── Records provided ──
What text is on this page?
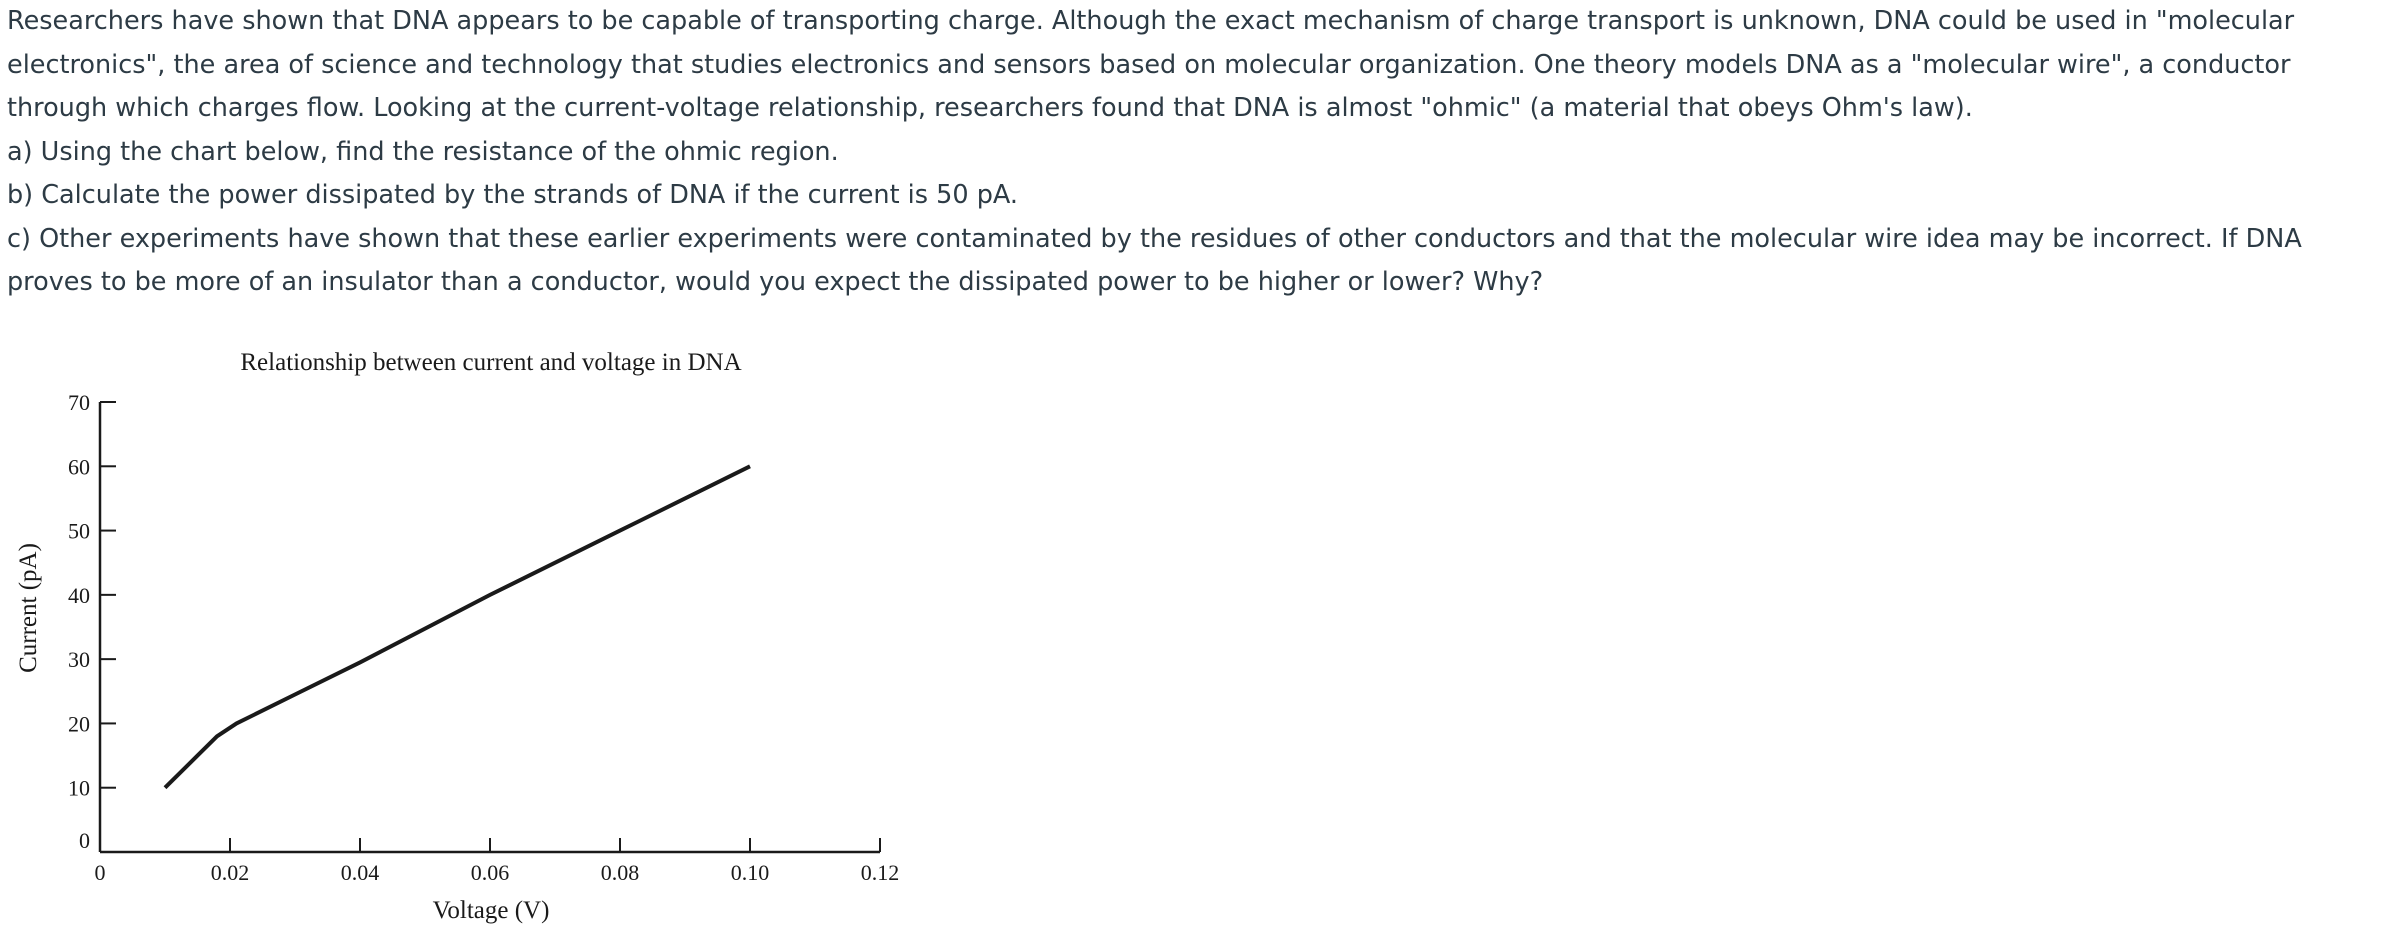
Researchers have shown that DNA appears to be capable of transporting charge. Although the exact mechanism of charge transport is unknown, DNA could be used in "molecular electronics", the area of science and technology that studies electronics and sensors based on molecular organization. One theory models DNA as a "molecular wire", a conductor through which charges flow. Looking at the current-voltage relationship, researchers found that DNA is almost "ohmic" (a material that obeys Ohm's law).

a) Using the chart below, find the resistance of the ohmic region.

b) Calculate the power dissipated by the strands of DNA if the current is 50 pA.

c) Other experiments have shown that these earlier experiments were contaminated by the residues of other conductors and that the molecular wire idea may be incorrect. If DNA proves to be more of an insulator than a conductor, would you expect the dissipated power to be higher or lower? Why?

Relationship between current and voltage in DNA
0
10
20
30
40
50
60
70
0	0.02	0.04	0.06	0.08	0.10	0.12
Voltage (V)
Current (pA)
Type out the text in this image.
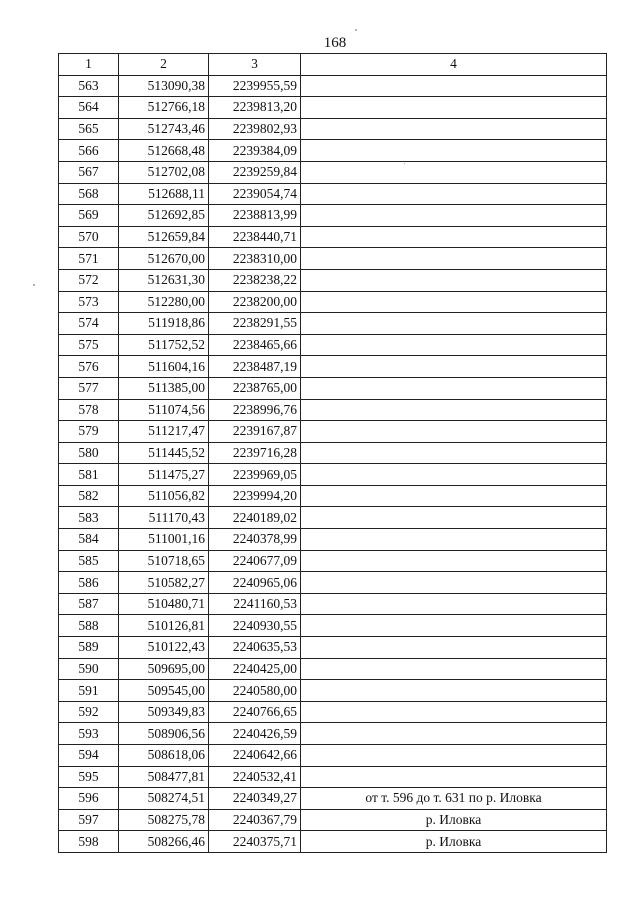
168
1	2	3	4
563	513090,38	2239955,59	
564	512766,18	2239813,20	
565	512743,46	2239802,93	
566	512668,48	2239384,09	
567	512702,08	2239259,84	
568	512688,11	2239054,74	
569	512692,85	2238813,99	
570	512659,84	2238440,71	
571	512670,00	2238310,00	
572	512631,30	2238238,22	
573	512280,00	2238200,00	
574	511918,86	2238291,55	
575	511752,52	2238465,66	
576	511604,16	2238487,19	
577	511385,00	2238765,00	
578	511074,56	2238996,76	
579	511217,47	2239167,87	
580	511445,52	2239716,28	
581	511475,27	2239969,05	
582	511056,82	2239994,20	
583	511170,43	2240189,02	
584	511001,16	2240378,99	
585	510718,65	2240677,09	
586	510582,27	2240965,06	
587	510480,71	2241160,53	
588	510126,81	2240930,55	
589	510122,43	2240635,53	
590	509695,00	2240425,00	
591	509545,00	2240580,00	
592	509349,83	2240766,65	
593	508906,56	2240426,59	
594	508618,06	2240642,66	
595	508477,81	2240532,41	
596	508274,51	2240349,27	от т. 596 до т. 631 по р. Иловка
597	508275,78	2240367,79	р. Иловка
598	508266,46	2240375,71	р. Иловка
───
> **Goal of the exercise**
In the listing, find every line containing the word "text" and list it.

> **Completed exercise**
What text is on this page?
Type out the text in this image.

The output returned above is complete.